CHALLENGE. Reproduce the listing below in full and without alteration, apart from its pictures.

INFORMATION SHOWN.
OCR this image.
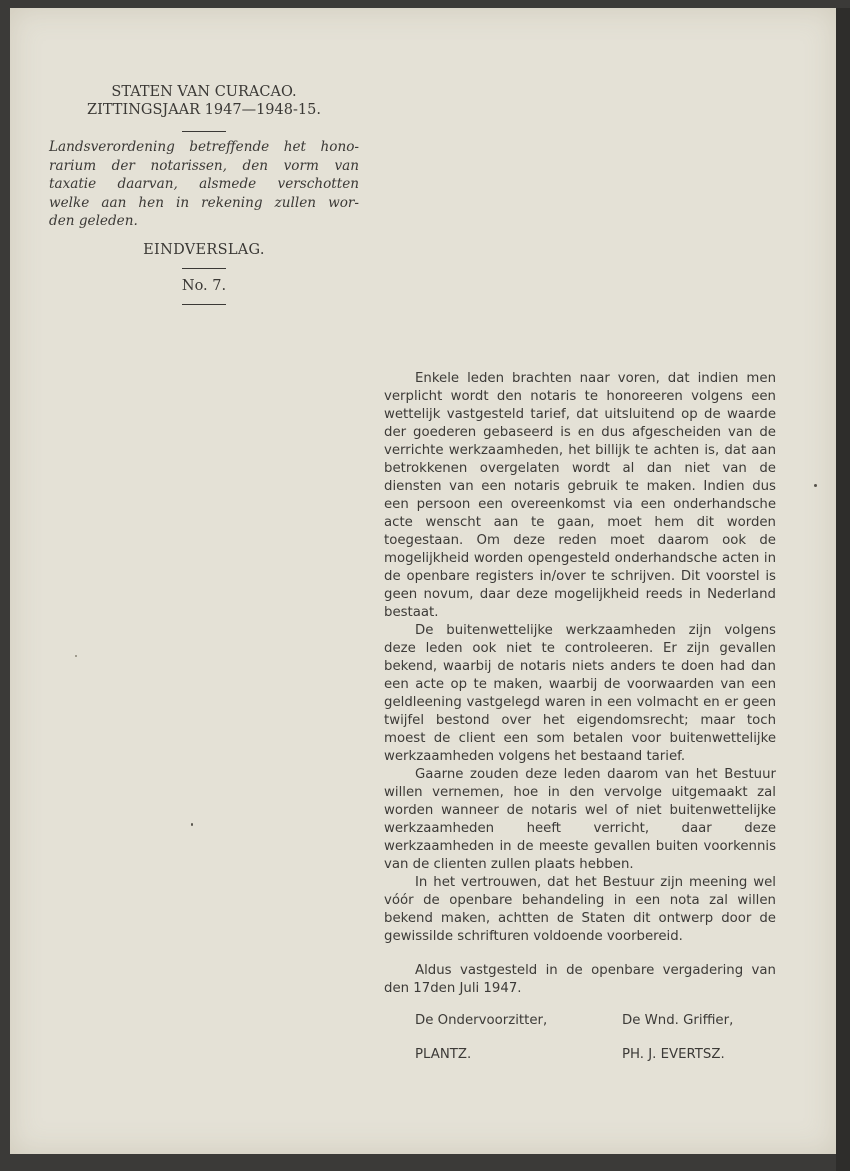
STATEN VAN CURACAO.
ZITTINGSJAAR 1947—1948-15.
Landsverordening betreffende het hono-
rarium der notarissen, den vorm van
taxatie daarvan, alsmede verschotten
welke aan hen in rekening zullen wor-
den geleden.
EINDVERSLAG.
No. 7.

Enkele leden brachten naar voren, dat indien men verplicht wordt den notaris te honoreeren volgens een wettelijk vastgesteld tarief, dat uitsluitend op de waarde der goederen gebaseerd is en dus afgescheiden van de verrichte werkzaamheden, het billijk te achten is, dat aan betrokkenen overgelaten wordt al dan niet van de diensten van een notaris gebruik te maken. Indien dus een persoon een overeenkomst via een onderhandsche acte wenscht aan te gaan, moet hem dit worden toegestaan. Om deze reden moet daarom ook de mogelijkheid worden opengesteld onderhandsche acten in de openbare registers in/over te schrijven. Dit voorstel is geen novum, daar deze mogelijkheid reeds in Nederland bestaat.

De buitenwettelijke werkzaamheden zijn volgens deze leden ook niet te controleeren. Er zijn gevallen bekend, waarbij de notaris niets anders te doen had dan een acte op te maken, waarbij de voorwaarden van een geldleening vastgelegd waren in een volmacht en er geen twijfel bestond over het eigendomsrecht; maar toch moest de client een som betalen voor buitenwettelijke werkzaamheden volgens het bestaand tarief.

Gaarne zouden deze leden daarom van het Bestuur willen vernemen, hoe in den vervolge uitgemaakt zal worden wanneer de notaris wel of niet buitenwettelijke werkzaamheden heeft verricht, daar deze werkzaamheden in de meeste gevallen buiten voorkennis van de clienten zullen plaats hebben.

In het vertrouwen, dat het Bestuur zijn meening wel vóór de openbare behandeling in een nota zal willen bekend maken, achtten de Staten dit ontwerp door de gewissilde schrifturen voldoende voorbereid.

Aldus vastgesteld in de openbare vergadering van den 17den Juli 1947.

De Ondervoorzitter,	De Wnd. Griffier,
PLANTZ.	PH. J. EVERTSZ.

COMPLETE OUTPUT.
OCR this image.
STATEN VAN CURACAO.
ZITTINGSJAAR 1947—1948-15.
Landsverordening betreffende het hono-
rarium der notarissen, den vorm van
taxatie daarvan, alsmede verschotten
welke aan hen in rekening zullen wor-
den geleden.
EINDVERSLAG.
No. 7.

Enkele leden brachten naar voren, dat indien men verplicht wordt den notaris te honoreeren volgens een wettelijk vastgesteld tarief, dat uitsluitend op de waarde der goederen gebaseerd is en dus afgescheiden van de verrichte werkzaamheden, het billijk te achten is, dat aan betrokkenen overgelaten wordt al dan niet van de diensten van een notaris gebruik te maken. Indien dus een persoon een overeenkomst via een onderhandsche acte wenscht aan te gaan, moet hem dit worden toegestaan. Om deze reden moet daarom ook de mogelijkheid worden opengesteld onderhandsche acten in de openbare registers in/over te schrijven. Dit voorstel is geen novum, daar deze mogelijkheid reeds in Nederland bestaat.

De buitenwettelijke werkzaamheden zijn volgens deze leden ook niet te controleeren. Er zijn gevallen bekend, waarbij de notaris niets anders te doen had dan een acte op te maken, waarbij de voorwaarden van een geldleening vastgelegd waren in een volmacht en er geen twijfel bestond over het eigendomsrecht; maar toch moest de client een som betalen voor buitenwettelijke werkzaamheden volgens het bestaand tarief.

Gaarne zouden deze leden daarom van het Bestuur willen vernemen, hoe in den vervolge uitgemaakt zal worden wanneer de notaris wel of niet buitenwettelijke werkzaamheden heeft verricht, daar deze werkzaamheden in de meeste gevallen buiten voorkennis van de clienten zullen plaats hebben.

In het vertrouwen, dat het Bestuur zijn meening wel vóór de openbare behandeling in een nota zal willen bekend maken, achtten de Staten dit ontwerp door de gewissilde schrifturen voldoende voorbereid.

Aldus vastgesteld in de openbare vergadering van den 17den Juli 1947.

De Ondervoorzitter,	De Wnd. Griffier,
PLANTZ.	PH. J. EVERTSZ.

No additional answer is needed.